To do
What follows is a block of records; restate each one word for word.

(Raw records)
........

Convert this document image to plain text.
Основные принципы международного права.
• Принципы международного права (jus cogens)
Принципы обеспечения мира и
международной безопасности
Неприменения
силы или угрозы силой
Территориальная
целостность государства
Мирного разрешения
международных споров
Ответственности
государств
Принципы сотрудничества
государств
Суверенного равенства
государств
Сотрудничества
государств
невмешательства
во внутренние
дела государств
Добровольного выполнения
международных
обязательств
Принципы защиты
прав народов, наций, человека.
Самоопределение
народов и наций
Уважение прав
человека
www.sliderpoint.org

........

Complete output
Convert this document image to plain text.
Основные принципы международного права.
• Принципы международного права (jus cogens)
Принципы обеспечения мира и
международной безопасности
Неприменения
силы или угрозы силой
Территориальная
целостность государства
Мирного разрешения
международных споров
Ответственности
государств
Принципы сотрудничества
государств
Суверенного равенства
государств
Сотрудничества
государств
невмешательства
во внутренние
дела государств
Добровольного выполнения
международных
обязательств
Принципы защиты
прав народов, наций, человека.
Самоопределение
народов и наций
Уважение прав
человека
www.sliderpoint.org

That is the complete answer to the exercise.